### Task to complete
Each line of the material must be returned exactly.

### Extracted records
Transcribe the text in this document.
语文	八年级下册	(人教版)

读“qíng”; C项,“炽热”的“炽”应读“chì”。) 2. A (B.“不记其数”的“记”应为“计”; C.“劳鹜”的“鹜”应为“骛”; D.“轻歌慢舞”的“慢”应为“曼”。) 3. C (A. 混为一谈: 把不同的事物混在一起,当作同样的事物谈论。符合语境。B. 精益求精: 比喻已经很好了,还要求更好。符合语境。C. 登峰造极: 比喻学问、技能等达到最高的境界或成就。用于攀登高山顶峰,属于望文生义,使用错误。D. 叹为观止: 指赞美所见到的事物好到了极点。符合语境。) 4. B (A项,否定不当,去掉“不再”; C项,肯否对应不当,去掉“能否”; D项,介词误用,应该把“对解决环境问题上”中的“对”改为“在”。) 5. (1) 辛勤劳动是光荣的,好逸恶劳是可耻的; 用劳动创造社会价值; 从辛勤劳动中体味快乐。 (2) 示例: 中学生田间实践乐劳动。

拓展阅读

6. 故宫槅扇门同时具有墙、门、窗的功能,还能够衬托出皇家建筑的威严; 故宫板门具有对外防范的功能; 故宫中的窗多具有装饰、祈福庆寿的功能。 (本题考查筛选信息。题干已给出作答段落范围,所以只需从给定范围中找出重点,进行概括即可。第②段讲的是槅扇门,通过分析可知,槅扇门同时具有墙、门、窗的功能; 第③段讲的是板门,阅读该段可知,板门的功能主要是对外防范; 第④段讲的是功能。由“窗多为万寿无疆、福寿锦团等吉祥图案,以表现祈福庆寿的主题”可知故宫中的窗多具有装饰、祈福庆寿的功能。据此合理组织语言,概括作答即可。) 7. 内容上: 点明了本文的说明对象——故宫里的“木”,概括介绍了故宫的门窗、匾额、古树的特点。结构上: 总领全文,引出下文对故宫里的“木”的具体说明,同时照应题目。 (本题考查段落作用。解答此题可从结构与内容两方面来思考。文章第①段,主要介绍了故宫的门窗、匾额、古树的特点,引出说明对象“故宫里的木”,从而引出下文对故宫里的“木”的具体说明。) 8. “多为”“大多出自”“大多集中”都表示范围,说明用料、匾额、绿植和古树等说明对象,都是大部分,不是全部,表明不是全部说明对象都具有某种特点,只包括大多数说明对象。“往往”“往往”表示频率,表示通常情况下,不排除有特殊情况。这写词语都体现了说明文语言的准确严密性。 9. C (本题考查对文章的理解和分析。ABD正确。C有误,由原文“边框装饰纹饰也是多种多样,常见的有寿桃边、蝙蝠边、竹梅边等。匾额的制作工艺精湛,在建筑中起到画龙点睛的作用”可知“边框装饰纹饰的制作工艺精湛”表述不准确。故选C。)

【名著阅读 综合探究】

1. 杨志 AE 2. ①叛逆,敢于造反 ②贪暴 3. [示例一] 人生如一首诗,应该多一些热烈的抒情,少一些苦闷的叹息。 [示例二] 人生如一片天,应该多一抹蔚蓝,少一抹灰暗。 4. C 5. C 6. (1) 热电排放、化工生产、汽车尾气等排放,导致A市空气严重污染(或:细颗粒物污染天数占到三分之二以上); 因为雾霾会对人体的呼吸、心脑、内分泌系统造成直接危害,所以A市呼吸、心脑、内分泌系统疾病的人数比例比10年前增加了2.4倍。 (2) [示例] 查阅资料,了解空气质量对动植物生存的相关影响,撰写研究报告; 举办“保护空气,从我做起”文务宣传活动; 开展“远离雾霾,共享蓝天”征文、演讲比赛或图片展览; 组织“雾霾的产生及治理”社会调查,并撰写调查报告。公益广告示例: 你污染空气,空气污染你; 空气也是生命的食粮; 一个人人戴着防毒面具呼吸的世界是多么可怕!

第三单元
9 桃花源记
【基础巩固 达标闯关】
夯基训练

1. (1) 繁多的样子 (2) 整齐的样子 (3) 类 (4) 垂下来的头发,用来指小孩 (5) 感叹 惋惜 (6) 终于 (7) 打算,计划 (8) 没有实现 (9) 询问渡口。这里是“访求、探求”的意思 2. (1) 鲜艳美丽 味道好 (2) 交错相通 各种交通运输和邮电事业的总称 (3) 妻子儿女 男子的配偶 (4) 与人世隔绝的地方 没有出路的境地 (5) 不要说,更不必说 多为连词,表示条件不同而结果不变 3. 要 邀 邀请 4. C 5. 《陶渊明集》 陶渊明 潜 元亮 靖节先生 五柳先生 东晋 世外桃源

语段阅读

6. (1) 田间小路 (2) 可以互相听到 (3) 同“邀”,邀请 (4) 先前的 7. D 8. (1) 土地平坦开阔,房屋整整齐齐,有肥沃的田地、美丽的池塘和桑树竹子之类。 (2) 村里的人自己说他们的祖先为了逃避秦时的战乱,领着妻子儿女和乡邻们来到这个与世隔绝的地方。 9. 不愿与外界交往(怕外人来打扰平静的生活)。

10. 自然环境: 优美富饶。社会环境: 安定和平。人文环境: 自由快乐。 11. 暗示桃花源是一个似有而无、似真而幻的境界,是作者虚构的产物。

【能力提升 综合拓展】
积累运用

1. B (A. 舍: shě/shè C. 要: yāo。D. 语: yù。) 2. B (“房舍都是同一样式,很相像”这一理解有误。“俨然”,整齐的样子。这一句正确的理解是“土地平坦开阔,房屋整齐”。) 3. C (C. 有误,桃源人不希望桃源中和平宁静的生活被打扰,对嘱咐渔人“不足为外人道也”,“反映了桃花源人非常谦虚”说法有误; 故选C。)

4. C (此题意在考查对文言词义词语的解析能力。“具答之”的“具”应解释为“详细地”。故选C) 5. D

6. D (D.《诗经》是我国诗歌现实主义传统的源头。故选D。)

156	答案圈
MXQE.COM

### Exercise answer
Transcribe the text in this document.
语文	八年级下册	(人教版)

读“qíng”; C项,“炽热”的“炽”应读“chì”。) 2. A (B.“不记其数”的“记”应为“计”; C.“劳鹜”的“鹜”应为“骛”; D.“轻歌慢舞”的“慢”应为“曼”。) 3. C (A. 混为一谈: 把不同的事物混在一起,当作同样的事物谈论。符合语境。B. 精益求精: 比喻已经很好了,还要求更好。符合语境。C. 登峰造极: 比喻学问、技能等达到最高的境界或成就。用于攀登高山顶峰,属于望文生义,使用错误。D. 叹为观止: 指赞美所见到的事物好到了极点。符合语境。) 4. B (A项,否定不当,去掉“不再”; C项,肯否对应不当,去掉“能否”; D项,介词误用,应该把“对解决环境问题上”中的“对”改为“在”。) 5. (1) 辛勤劳动是光荣的,好逸恶劳是可耻的; 用劳动创造社会价值; 从辛勤劳动中体味快乐。 (2) 示例: 中学生田间实践乐劳动。

拓展阅读

6. 故宫槅扇门同时具有墙、门、窗的功能,还能够衬托出皇家建筑的威严; 故宫板门具有对外防范的功能; 故宫中的窗多具有装饰、祈福庆寿的功能。 (本题考查筛选信息。题干已给出作答段落范围,所以只需从给定范围中找出重点,进行概括即可。第②段讲的是槅扇门,通过分析可知,槅扇门同时具有墙、门、窗的功能; 第③段讲的是板门,阅读该段可知,板门的功能主要是对外防范; 第④段讲的是功能。由“窗多为万寿无疆、福寿锦团等吉祥图案,以表现祈福庆寿的主题”可知故宫中的窗多具有装饰、祈福庆寿的功能。据此合理组织语言,概括作答即可。) 7. 内容上: 点明了本文的说明对象——故宫里的“木”,概括介绍了故宫的门窗、匾额、古树的特点。结构上: 总领全文,引出下文对故宫里的“木”的具体说明,同时照应题目。 (本题考查段落作用。解答此题可从结构与内容两方面来思考。文章第①段,主要介绍了故宫的门窗、匾额、古树的特点,引出说明对象“故宫里的木”,从而引出下文对故宫里的“木”的具体说明。) 8. “多为”“大多出自”“大多集中”都表示范围,说明用料、匾额、绿植和古树等说明对象,都是大部分,不是全部,表明不是全部说明对象都具有某种特点,只包括大多数说明对象。“往往”“往往”表示频率,表示通常情况下,不排除有特殊情况。这写词语都体现了说明文语言的准确严密性。 9. C (本题考查对文章的理解和分析。ABD正确。C有误,由原文“边框装饰纹饰也是多种多样,常见的有寿桃边、蝙蝠边、竹梅边等。匾额的制作工艺精湛,在建筑中起到画龙点睛的作用”可知“边框装饰纹饰的制作工艺精湛”表述不准确。故选C。)

【名著阅读 综合探究】

1. 杨志 AE 2. ①叛逆,敢于造反 ②贪暴 3. [示例一] 人生如一首诗,应该多一些热烈的抒情,少一些苦闷的叹息。 [示例二] 人生如一片天,应该多一抹蔚蓝,少一抹灰暗。 4. C 5. C 6. (1) 热电排放、化工生产、汽车尾气等排放,导致A市空气严重污染(或:细颗粒物污染天数占到三分之二以上); 因为雾霾会对人体的呼吸、心脑、内分泌系统造成直接危害,所以A市呼吸、心脑、内分泌系统疾病的人数比例比10年前增加了2.4倍。 (2) [示例] 查阅资料,了解空气质量对动植物生存的相关影响,撰写研究报告; 举办“保护空气,从我做起”文务宣传活动; 开展“远离雾霾,共享蓝天”征文、演讲比赛或图片展览; 组织“雾霾的产生及治理”社会调查,并撰写调查报告。公益广告示例: 你污染空气,空气污染你; 空气也是生命的食粮; 一个人人戴着防毒面具呼吸的世界是多么可怕!

第三单元
9 桃花源记
【基础巩固 达标闯关】
夯基训练

1. (1) 繁多的样子 (2) 整齐的样子 (3) 类 (4) 垂下来的头发,用来指小孩 (5) 感叹 惋惜 (6) 终于 (7) 打算,计划 (8) 没有实现 (9) 询问渡口。这里是“访求、探求”的意思 2. (1) 鲜艳美丽 味道好 (2) 交错相通 各种交通运输和邮电事业的总称 (3) 妻子儿女 男子的配偶 (4) 与人世隔绝的地方 没有出路的境地 (5) 不要说,更不必说 多为连词,表示条件不同而结果不变 3. 要 邀 邀请 4. C 5. 《陶渊明集》 陶渊明 潜 元亮 靖节先生 五柳先生 东晋 世外桃源

语段阅读

6. (1) 田间小路 (2) 可以互相听到 (3) 同“邀”,邀请 (4) 先前的 7. D 8. (1) 土地平坦开阔,房屋整整齐齐,有肥沃的田地、美丽的池塘和桑树竹子之类。 (2) 村里的人自己说他们的祖先为了逃避秦时的战乱,领着妻子儿女和乡邻们来到这个与世隔绝的地方。 9. 不愿与外界交往(怕外人来打扰平静的生活)。

10. 自然环境: 优美富饶。社会环境: 安定和平。人文环境: 自由快乐。 11. 暗示桃花源是一个似有而无、似真而幻的境界,是作者虚构的产物。

【能力提升 综合拓展】
积累运用

1. B (A. 舍: shě/shè C. 要: yāo。D. 语: yù。) 2. B (“房舍都是同一样式,很相像”这一理解有误。“俨然”,整齐的样子。这一句正确的理解是“土地平坦开阔,房屋整齐”。) 3. C (C. 有误,桃源人不希望桃源中和平宁静的生活被打扰,对嘱咐渔人“不足为外人道也”,“反映了桃花源人非常谦虚”说法有误; 故选C。)

4. C (此题意在考查对文言词义词语的解析能力。“具答之”的“具”应解释为“详细地”。故选C) 5. D

6. D (D.《诗经》是我国诗歌现实主义传统的源头。故选D。)

156	答案圈
MXQE.COM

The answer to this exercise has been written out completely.